Request — Find the lines holding the word "Dolenčić" and collect them.

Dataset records
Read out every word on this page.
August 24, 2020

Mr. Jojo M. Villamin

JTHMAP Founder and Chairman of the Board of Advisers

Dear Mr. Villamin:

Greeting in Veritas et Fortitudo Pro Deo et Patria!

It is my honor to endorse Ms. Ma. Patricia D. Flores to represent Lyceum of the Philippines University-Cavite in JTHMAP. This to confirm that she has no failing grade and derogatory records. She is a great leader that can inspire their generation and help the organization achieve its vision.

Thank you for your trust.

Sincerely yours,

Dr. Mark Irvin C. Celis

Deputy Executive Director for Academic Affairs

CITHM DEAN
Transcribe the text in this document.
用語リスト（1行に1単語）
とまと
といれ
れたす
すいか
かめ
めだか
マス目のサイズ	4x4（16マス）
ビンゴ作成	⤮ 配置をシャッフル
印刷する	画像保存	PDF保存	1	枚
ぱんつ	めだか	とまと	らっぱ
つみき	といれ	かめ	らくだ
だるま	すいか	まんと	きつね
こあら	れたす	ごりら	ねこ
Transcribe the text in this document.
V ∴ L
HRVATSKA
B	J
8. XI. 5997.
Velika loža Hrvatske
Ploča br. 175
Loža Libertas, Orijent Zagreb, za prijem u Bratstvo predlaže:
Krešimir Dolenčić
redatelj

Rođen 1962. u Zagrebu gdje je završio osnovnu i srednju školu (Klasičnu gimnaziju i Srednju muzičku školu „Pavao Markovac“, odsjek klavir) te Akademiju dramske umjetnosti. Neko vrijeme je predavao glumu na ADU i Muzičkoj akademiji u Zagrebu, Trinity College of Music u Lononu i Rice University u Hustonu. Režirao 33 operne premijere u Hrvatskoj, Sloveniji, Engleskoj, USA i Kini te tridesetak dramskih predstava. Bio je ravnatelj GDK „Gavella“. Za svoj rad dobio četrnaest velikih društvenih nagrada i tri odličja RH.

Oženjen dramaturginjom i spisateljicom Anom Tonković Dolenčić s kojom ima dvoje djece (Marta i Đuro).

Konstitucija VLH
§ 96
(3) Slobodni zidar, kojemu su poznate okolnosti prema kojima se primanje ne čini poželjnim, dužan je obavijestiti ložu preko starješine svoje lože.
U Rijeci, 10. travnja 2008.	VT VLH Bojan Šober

Answer to the exercise —
Krešimir Dolenčić
Oženjen dramaturginjom i spisateljicom Anom Tonković Dolenčić s kojom ima dvoje djece (Marta i Đuro).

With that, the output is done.